Task » Go through the data below and copy it exactly, skipping every picture.

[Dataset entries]
begin
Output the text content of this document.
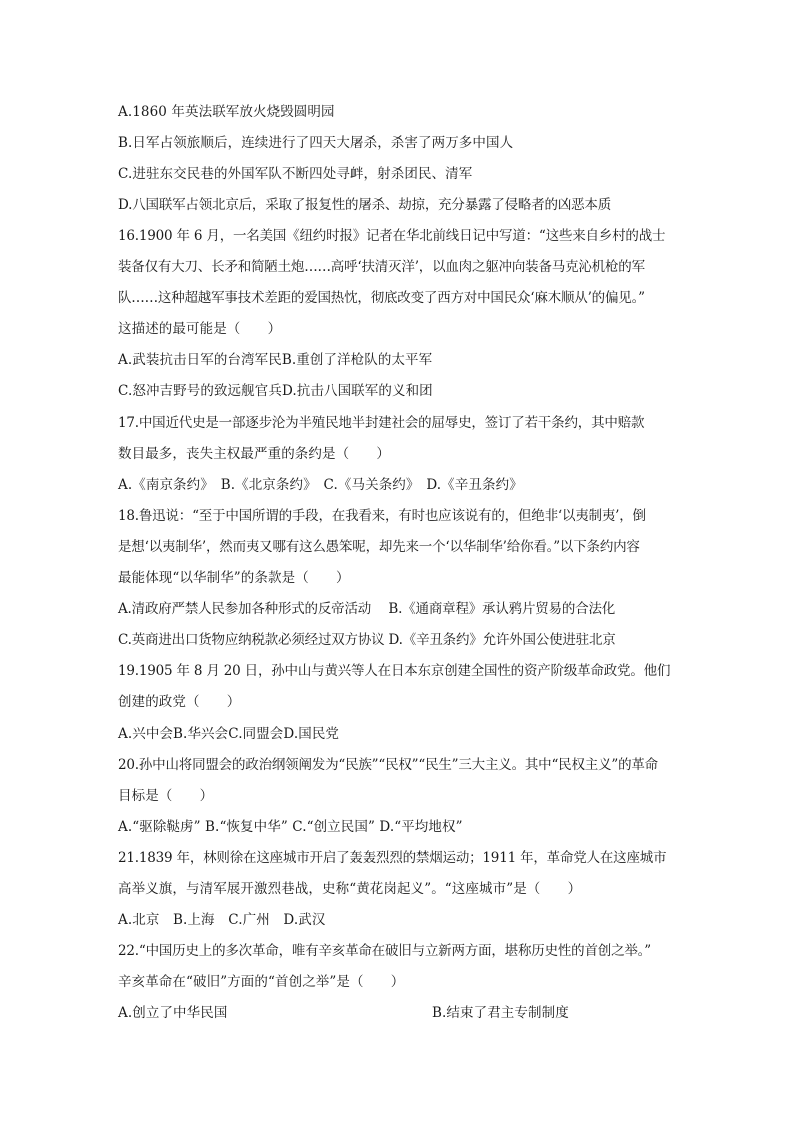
A.1860 年英法联军放火烧毁圆明园
B.日军占领旅顺后，连续进行了四天大屠杀，杀害了两万多中国人
C.进驻东交民巷的外国军队不断四处寻衅，射杀团民、清军
D.八国联军占领北京后，采取了报复性的屠杀、劫掠，充分暴露了侵略者的凶恶本质
16.1900 年 6 月，一名美国《纽约时报》记者在华北前线日记中写道：“这些来自乡村的战士
装备仅有大刀、长矛和简陋土炮……高呼‘扶清灭洋’，以血肉之躯冲向装备马克沁机枪的军
队……这种超越军事技术差距的爱国热忱，彻底改变了西方对中国民众‘麻木顺从’的偏见。”
这描述的最可能是（　　）
A.武装抗击日军的台湾军民B.重创了洋枪队的太平军
C.怒冲吉野号的致远舰官兵D.抗击八国联军的义和团
17.中国近代史是一部逐步沦为半殖民地半封建社会的屈辱史，签订了若干条约，其中赔款
数目最多，丧失主权最严重的条约是（　　）
A.《南京条约》　B.《北京条约》　C.《马关条约》　D.《辛丑条约》
18.鲁迅说：“至于中国所谓的手段，在我看来，有时也应该说有的，但绝非‘以夷制夷’，倒
是想‘以夷制华’，然而夷又哪有这么愚笨呢，却先来一个‘以华制华’给你看。”以下条约内容
最能体现“以华制华”的条款是（　　）
A.清政府严禁人民参加各种形式的反帝活动　 B.《通商章程》承认鸦片贸易的合法化
C.英商进出口货物应纳税款必须经过双方协议 D.《辛丑条约》允许外国公使进驻北京
19.1905 年 8 月 20 日，孙中山与黄兴等人在日本东京创建全国性的资产阶级革命政党。他们
创建的政党（　　）
A.兴中会B.华兴会C.同盟会D.国民党
20.孙中山将同盟会的政治纲领阐发为“民族”“民权”“民生”三大主义。其中“民权主义”的革命
目标是（　　）
A.“驱除鞑虏” B.“恢复中华” C.“创立民国” D.“平均地权”
21.1839 年，林则徐在这座城市开启了轰轰烈烈的禁烟运动；1911 年，革命党人在这座城市
高举义旗，与清军展开激烈巷战，史称“黄花岗起义”。“这座城市”是（　　）
A.北京　B.上海　C.广州　D.武汉
22.“中国历史上的多次革命，唯有辛亥革命在破旧与立新两方面，堪称历史性的首创之举。”
辛亥革命在“破旧”方面的“首创之举”是（　　）
A.创立了中华民国	B.结束了君主专制制度
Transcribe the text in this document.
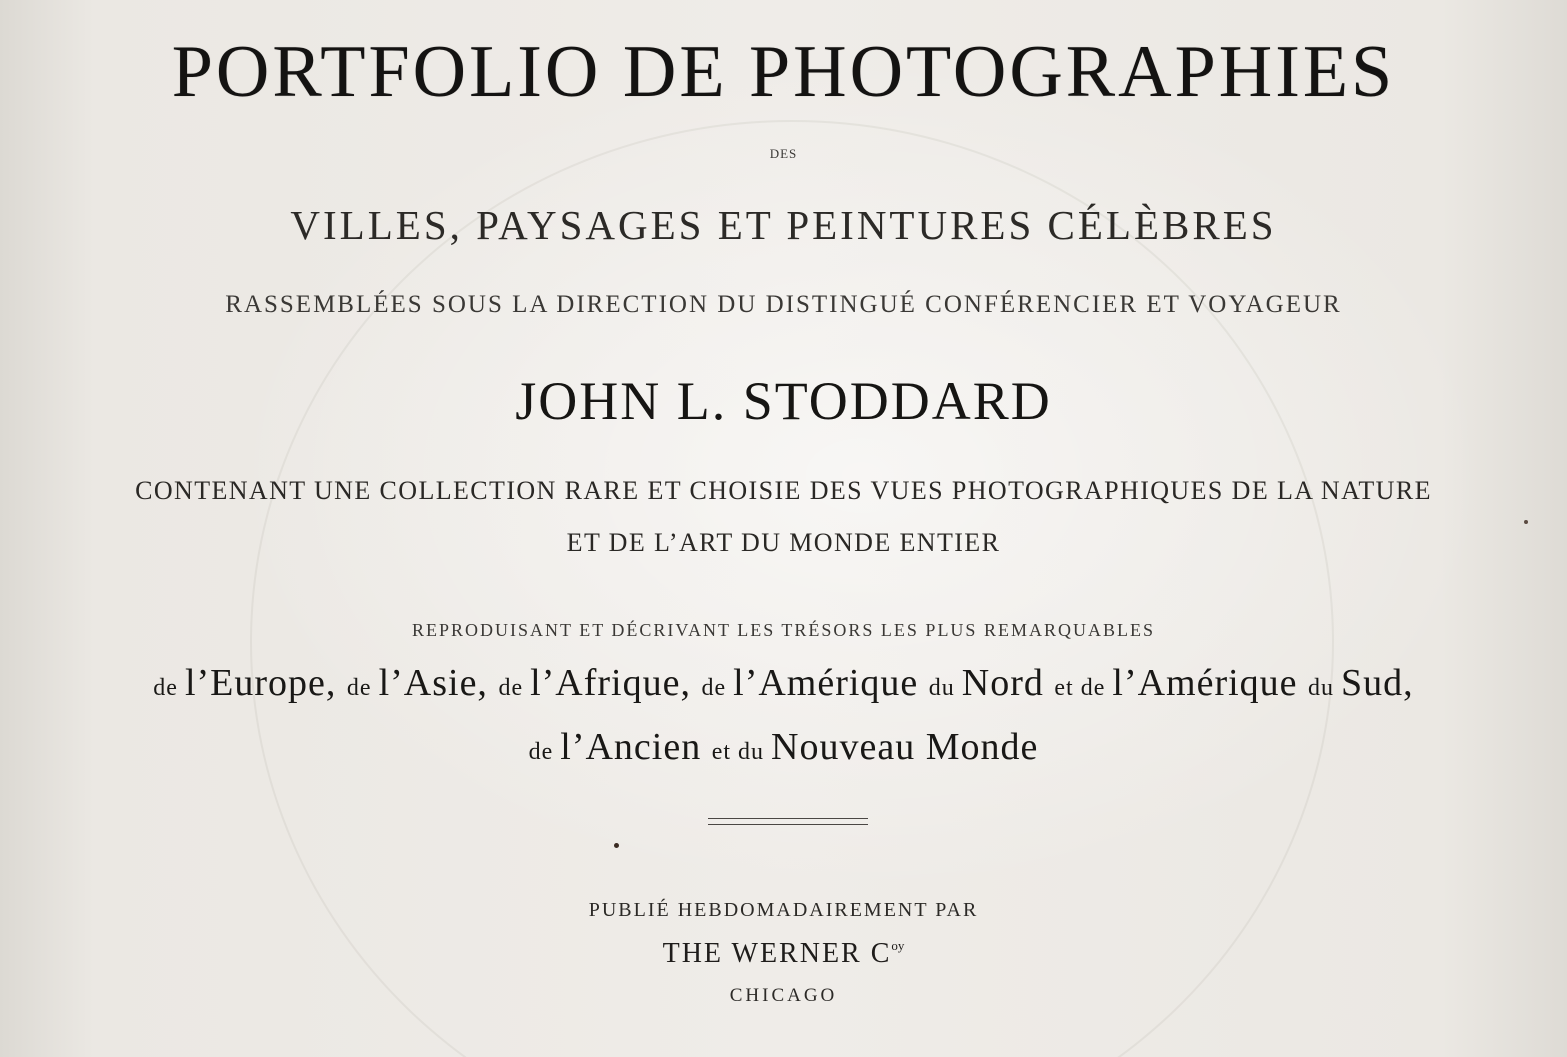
PORTFOLIO DE PHOTOGRAPHIES
DES
VILLES, PAYSAGES ET PEINTURES CÉLÈBRES
RASSEMBLÉES SOUS LA DIRECTION DU DISTINGUÉ CONFÉRENCIER ET VOYAGEUR
JOHN L. STODDARD
CONTENANT UNE COLLECTION RARE ET CHOISIE DES VUES PHOTOGRAPHIQUES DE LA NATURE
ET DE L’ART DU MONDE ENTIER
REPRODUISANT ET DÉCRIVANT LES TRÉSORS LES PLUS REMARQUABLES
de l’Europe, de l’Asie, de l’Afrique, de l’Amérique du Nord et de l’Amérique du Sud,
de l’Ancien et du Nouveau Monde
PUBLIÉ HEBDOMADAIREMENT PAR
THE WERNER $C^{oy}$
CHICAGO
end
Task answer »
Output the text content of this document.
A.1860 年英法联军放火烧毁圆明园
B.日军占领旅顺后，连续进行了四天大屠杀，杀害了两万多中国人
C.进驻东交民巷的外国军队不断四处寻衅，射杀团民、清军
D.八国联军占领北京后，采取了报复性的屠杀、劫掠，充分暴露了侵略者的凶恶本质
16.1900 年 6 月，一名美国《纽约时报》记者在华北前线日记中写道：“这些来自乡村的战士
装备仅有大刀、长矛和简陋土炮……高呼‘扶清灭洋’，以血肉之躯冲向装备马克沁机枪的军
队……这种超越军事技术差距的爱国热忱，彻底改变了西方对中国民众‘麻木顺从’的偏见。”
这描述的最可能是（　　）
A.武装抗击日军的台湾军民B.重创了洋枪队的太平军
C.怒冲吉野号的致远舰官兵D.抗击八国联军的义和团
17.中国近代史是一部逐步沦为半殖民地半封建社会的屈辱史，签订了若干条约，其中赔款
数目最多，丧失主权最严重的条约是（　　）
A.《南京条约》　B.《北京条约》　C.《马关条约》　D.《辛丑条约》
18.鲁迅说：“至于中国所谓的手段，在我看来，有时也应该说有的，但绝非‘以夷制夷’，倒
是想‘以夷制华’，然而夷又哪有这么愚笨呢，却先来一个‘以华制华’给你看。”以下条约内容
最能体现“以华制华”的条款是（　　）
A.清政府严禁人民参加各种形式的反帝活动　 B.《通商章程》承认鸦片贸易的合法化
C.英商进出口货物应纳税款必须经过双方协议 D.《辛丑条约》允许外国公使进驻北京
19.1905 年 8 月 20 日，孙中山与黄兴等人在日本东京创建全国性的资产阶级革命政党。他们
创建的政党（　　）
A.兴中会B.华兴会C.同盟会D.国民党
20.孙中山将同盟会的政治纲领阐发为“民族”“民权”“民生”三大主义。其中“民权主义”的革命
目标是（　　）
A.“驱除鞑虏” B.“恢复中华” C.“创立民国” D.“平均地权”
21.1839 年，林则徐在这座城市开启了轰轰烈烈的禁烟运动；1911 年，革命党人在这座城市
高举义旗，与清军展开激烈巷战，史称“黄花岗起义”。“这座城市”是（　　）
A.北京　B.上海　C.广州　D.武汉
22.“中国历史上的多次革命，唯有辛亥革命在破旧与立新两方面，堪称历史性的首创之举。”
辛亥革命在“破旧”方面的“首创之举”是（　　）
A.创立了中华民国	B.结束了君主专制制度
Transcribe the text in this document.
PORTFOLIO DE PHOTOGRAPHIES
DES
VILLES, PAYSAGES ET PEINTURES CÉLÈBRES
RASSEMBLÉES SOUS LA DIRECTION DU DISTINGUÉ CONFÉRENCIER ET VOYAGEUR
JOHN L. STODDARD
CONTENANT UNE COLLECTION RARE ET CHOISIE DES VUES PHOTOGRAPHIQUES DE LA NATURE
ET DE L’ART DU MONDE ENTIER
REPRODUISANT ET DÉCRIVANT LES TRÉSORS LES PLUS REMARQUABLES
de l’Europe, de l’Asie, de l’Afrique, de l’Amérique du Nord et de l’Amérique du Sud,
de l’Ancien et du Nouveau Monde
PUBLIÉ HEBDOMADAIREMENT PAR
THE WERNER $C^{oy}$
CHICAGO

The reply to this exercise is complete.